3. ArcBox for IT Pros を VM シリーズ/サイズなどのデフォルト パラメータでデプロイする場合、16 個の DSv4 シリーズ vCPU が必要。必要なクォーターに満たない場合、上限を上げてください。組織に所属している場合、Azureの管理ポリシーに合わせてください。
4. 必要なAzureリソース・プロバイダーを登録する。
az provider register --namespace Microsoft.HybridCompute --wait
az provider register --namespace Microsoft.GuestConfiguration --wait
az provider register --namespace Microsoft.AzureArcData --wait
az provider register --namespace Microsoft.OperationsManagement --wait
5. Azure のサービスプリンシパルを準備する。ArcBoxのデプロイは所有者ロールである必要があります。上位のロールなので、組織に属している場合は取扱注意です。

**問題の詳細:** ArcBox のデプロイ手順の抜粋によると、ArcBox for IT Pros をデフォルト パラメータでデプロイする場合、どのシリーズの vCPU がいくつ必要ですか。 記録は、この抜粋とは別の出典に由来します。

**表示データ:**
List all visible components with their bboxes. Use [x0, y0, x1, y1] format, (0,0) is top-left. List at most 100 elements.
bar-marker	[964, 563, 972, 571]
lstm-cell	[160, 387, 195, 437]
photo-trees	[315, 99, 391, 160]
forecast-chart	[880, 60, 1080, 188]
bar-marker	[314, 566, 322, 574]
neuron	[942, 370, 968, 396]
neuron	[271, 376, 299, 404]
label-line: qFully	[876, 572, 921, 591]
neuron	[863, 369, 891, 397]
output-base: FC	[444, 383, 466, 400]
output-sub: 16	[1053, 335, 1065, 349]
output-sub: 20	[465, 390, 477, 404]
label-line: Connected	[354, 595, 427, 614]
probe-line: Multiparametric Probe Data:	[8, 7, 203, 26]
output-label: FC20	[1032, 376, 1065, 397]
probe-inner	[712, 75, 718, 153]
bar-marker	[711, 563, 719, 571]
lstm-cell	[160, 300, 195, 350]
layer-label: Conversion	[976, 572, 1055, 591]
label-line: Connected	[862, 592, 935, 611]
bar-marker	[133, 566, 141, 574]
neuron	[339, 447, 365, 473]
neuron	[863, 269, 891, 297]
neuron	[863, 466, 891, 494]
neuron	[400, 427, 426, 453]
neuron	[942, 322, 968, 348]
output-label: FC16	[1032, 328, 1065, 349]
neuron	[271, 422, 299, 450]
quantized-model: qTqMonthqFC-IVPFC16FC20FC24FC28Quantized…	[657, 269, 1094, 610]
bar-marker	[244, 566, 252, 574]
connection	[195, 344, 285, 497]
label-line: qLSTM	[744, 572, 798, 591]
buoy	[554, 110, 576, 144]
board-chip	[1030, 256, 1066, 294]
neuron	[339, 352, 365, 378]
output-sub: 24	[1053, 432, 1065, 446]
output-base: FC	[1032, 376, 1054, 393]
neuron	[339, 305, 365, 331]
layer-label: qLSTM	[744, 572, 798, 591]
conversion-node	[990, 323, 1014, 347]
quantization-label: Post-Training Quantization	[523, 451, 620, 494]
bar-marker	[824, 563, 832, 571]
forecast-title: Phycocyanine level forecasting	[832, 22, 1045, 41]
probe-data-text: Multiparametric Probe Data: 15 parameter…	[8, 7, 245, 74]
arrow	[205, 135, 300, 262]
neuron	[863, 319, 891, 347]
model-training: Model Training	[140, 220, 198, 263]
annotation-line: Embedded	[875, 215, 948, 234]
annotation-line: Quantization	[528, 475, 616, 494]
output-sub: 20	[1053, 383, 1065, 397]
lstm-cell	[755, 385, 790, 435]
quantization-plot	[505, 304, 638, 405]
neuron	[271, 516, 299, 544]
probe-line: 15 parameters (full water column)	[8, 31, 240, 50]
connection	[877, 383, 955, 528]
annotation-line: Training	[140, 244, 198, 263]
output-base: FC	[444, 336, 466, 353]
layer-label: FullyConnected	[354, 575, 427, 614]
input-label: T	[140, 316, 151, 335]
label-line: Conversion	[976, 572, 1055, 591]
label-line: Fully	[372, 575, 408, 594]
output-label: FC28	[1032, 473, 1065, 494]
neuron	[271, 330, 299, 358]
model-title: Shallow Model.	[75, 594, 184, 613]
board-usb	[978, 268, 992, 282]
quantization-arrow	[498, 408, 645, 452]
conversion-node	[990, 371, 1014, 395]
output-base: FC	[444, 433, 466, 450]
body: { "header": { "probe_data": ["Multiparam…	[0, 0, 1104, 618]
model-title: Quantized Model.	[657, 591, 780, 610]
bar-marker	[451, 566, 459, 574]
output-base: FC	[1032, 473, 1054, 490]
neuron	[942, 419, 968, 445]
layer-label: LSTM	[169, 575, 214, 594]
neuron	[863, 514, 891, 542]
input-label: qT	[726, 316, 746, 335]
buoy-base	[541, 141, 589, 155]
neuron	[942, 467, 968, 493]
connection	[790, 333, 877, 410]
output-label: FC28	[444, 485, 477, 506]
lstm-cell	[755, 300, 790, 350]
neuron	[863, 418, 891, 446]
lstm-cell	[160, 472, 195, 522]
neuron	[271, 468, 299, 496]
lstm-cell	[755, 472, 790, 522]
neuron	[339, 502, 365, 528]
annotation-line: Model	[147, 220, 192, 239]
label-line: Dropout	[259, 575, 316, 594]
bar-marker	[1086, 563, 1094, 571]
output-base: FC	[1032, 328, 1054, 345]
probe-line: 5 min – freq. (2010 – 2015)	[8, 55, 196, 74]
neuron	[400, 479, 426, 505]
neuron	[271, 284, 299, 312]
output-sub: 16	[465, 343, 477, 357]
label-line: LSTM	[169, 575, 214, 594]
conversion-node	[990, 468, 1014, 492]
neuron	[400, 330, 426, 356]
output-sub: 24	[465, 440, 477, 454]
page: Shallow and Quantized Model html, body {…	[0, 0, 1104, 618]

**この問題の解答:** DSv4 シリーズの vCPU が 16 個必要です。